◆ Trecho citado
Quando encontro Nick Middleton pela primeira vez, ele está cercado por globos terrestres e mapas mostrando os locais mais exóticos do planeta. Estamos no porão da Stanfords, a maior livraria especializada em material de viagem em Londres. Mas Middleton está aqui justamente para falar dos países ausentes da maioria dos livros e mapas à venda na loja.
Ele os chama de “países inexistentes”, mas embora seus nomes pareçam meio fantasiosos – Atlantium, Christiania e Elgaland-Vargaland -, todos são lugares de verdade, ocupados por cidadãos fervorosamente patrióticos.
Nosso mundo está cheio de regiões que contam com o “perfil” de um país: população fixa, governo, bandeira e moeda. Alguns até emitem passaportes. No entanto, por uma série de razões, tais regiões não têm direito à representação na ONU e são ignoradas pela maioria dos mapas. Middleton, geógrafo da Universidade de Oxford, mapeou essas terras escondidas como parte do livroAtlas de Países que Não Existem.
Ao folhear as páginas, a impressão é de entrada num mundo paralelo, com histórias e culturas vibrantes e ricas, porém esquecidas. Esse mundo paralelo tem até uma Copa do Mundo particular.
Conceitos
A ideia para o projeto veio enquanto Middleton lia o clássico infantil As Crônicas de Nárnia para a filha – em que a ação se passa em um mundo escondido atrás de um guarda-roupa. ele teve uma epifania. “Não precisava de mágica para visitar um país ‘que não existia’ aos olhos de outras nações. Só não sabia que existiam tanto. Poderia ter escrito vários livros”, explica o geógrafo.

◆ Registro de dados
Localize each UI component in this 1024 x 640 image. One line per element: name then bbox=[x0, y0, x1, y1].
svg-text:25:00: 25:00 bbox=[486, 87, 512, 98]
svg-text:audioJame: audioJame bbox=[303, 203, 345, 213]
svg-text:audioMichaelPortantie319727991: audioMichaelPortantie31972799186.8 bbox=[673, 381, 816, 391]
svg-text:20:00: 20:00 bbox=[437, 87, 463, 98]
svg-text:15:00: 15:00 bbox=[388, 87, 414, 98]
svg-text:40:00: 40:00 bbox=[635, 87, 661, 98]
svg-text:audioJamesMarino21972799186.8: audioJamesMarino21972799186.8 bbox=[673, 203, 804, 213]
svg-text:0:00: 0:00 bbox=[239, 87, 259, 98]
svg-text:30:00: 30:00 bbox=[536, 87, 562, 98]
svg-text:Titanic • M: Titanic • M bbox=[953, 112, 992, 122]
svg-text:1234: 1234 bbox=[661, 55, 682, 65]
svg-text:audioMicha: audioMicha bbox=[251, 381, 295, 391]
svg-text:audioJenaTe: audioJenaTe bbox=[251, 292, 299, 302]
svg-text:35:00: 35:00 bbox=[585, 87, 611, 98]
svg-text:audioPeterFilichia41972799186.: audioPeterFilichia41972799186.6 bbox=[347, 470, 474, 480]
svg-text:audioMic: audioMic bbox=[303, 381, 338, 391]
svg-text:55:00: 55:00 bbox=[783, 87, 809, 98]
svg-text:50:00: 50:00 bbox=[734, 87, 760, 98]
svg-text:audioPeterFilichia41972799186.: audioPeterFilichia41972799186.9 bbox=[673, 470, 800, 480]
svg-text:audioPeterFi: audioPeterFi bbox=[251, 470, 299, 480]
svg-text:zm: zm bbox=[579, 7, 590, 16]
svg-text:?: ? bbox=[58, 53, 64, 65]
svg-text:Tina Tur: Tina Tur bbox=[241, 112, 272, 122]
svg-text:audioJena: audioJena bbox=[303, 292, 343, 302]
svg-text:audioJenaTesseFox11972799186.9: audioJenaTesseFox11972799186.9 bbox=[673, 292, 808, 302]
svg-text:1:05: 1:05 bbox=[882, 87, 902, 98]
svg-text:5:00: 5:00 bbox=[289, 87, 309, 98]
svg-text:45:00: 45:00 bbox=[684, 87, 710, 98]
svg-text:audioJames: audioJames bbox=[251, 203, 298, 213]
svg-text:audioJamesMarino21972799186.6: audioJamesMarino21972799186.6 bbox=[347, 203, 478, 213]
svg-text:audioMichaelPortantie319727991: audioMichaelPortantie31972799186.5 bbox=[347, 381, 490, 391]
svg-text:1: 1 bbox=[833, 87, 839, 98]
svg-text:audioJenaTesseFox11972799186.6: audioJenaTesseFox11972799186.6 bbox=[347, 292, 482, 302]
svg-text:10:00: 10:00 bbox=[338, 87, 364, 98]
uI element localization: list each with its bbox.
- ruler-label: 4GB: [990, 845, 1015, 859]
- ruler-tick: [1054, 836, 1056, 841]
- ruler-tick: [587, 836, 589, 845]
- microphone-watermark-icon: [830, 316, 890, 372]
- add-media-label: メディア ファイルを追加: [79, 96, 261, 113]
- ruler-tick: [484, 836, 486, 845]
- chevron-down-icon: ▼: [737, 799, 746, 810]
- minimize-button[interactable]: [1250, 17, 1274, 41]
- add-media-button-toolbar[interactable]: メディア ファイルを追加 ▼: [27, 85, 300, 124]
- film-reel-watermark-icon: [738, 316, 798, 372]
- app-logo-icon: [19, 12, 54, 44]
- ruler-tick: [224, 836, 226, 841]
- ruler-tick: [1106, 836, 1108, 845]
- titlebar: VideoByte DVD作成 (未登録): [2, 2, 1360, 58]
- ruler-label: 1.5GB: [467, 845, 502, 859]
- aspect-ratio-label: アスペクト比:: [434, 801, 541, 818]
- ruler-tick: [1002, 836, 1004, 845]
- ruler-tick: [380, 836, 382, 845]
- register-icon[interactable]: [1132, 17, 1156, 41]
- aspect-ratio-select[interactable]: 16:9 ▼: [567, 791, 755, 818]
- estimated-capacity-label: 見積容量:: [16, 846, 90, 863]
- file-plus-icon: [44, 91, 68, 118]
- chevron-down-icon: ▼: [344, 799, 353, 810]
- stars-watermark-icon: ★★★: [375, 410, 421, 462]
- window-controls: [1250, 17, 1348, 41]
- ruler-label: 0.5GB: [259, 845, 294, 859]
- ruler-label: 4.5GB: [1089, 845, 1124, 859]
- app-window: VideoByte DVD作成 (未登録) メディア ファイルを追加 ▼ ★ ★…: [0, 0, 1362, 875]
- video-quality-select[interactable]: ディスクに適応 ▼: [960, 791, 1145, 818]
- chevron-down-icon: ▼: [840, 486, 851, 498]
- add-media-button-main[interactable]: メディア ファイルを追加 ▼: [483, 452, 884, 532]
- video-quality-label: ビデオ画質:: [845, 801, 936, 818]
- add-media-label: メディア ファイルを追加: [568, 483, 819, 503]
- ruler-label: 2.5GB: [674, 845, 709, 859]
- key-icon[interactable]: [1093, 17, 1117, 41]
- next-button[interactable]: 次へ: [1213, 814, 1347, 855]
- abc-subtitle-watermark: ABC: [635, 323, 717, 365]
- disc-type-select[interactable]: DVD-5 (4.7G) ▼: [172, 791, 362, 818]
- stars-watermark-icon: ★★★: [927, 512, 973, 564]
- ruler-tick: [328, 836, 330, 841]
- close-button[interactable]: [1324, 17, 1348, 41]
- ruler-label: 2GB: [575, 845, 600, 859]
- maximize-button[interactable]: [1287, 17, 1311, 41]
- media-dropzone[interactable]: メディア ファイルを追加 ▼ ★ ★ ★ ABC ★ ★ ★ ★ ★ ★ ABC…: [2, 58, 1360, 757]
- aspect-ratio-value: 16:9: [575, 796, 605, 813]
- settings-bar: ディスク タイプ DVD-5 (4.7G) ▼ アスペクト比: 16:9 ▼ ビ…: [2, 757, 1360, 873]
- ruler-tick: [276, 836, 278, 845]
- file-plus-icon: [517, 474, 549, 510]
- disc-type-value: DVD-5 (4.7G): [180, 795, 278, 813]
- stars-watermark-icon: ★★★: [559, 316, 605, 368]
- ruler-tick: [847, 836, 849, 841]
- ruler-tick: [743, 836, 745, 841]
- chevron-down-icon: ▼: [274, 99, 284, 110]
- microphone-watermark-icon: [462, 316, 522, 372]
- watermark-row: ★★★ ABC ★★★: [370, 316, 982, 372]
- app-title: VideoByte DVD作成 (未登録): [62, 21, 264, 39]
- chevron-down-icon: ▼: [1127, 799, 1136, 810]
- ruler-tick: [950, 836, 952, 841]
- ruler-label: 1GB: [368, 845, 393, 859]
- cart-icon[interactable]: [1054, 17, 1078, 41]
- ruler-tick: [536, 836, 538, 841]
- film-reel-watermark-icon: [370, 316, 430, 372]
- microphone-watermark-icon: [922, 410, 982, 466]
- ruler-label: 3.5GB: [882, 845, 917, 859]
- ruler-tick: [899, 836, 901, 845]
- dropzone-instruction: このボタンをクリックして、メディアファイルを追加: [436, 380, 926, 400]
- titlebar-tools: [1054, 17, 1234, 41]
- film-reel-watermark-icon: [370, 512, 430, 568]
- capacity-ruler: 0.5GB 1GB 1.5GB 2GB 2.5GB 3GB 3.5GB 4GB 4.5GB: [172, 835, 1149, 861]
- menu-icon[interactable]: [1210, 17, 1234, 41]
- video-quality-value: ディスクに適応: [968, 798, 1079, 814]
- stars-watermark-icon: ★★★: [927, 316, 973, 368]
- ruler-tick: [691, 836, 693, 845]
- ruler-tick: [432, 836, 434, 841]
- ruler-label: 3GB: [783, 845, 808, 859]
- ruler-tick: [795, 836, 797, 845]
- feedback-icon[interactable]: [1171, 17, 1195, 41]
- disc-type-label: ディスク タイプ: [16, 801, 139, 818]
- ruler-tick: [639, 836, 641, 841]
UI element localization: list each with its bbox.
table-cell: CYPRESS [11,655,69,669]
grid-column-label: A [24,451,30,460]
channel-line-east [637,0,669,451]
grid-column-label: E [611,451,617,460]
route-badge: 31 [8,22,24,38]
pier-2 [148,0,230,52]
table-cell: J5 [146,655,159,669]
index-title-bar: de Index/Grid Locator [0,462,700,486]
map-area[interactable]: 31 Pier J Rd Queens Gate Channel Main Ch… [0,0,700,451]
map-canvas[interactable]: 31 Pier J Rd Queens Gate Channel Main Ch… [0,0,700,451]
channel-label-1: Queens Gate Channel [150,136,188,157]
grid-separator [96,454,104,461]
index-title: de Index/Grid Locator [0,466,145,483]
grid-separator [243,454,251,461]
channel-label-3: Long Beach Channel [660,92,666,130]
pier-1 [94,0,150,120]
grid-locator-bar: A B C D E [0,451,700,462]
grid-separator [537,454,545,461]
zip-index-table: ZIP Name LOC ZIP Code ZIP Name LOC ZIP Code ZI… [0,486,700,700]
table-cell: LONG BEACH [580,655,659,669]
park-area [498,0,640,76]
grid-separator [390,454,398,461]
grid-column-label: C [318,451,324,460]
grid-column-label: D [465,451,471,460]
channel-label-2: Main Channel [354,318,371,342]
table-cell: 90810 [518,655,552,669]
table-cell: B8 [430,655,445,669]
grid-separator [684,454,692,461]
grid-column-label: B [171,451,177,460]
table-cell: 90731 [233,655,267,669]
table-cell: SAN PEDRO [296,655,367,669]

◆ Exercício proposto 1
Resuma o trecho citado em duas frases.
◆ Exercício proposto 2
De acordo com o trecho citado, em que livraria de Londres acontece o primeiro encontro com Nick Middleton?
◆ Exercício proposto 3
Reproduza, sem mudar nada, a parte do trecho citado que vai de "Quando encontro Nick" até "venda na loja.".
Baseie-se somente no trecho citado.

◆ Resultado final 1
O geógrafo Nick Middleton, da Universidade de Oxford, mapeou em um livro os "países inexistentes", lugares reais com população fixa, governo, bandeira e moeda que não têm direito à representação na ONU e são ignorados pela maioria dos mapas. A ideia do projeto veio enquanto ele lia As Crônicas de Nárnia para a filha.

◆ Resultado final 2
Na Stanfords, a maior livraria especializada em material de viagem em Londres.

◆ Resultado final 3
Quando encontro Nick Middleton pela primeira vez, ele está cercado por globos terrestres e mapas mostrando os locais mais exóticos do planeta. Estamos no porão da Stanfords, a maior livraria especializada em material de viagem em Londres. Mas Middleton está aqui justamente para falar dos países ausentes da maioria dos livros e mapas à venda na loja.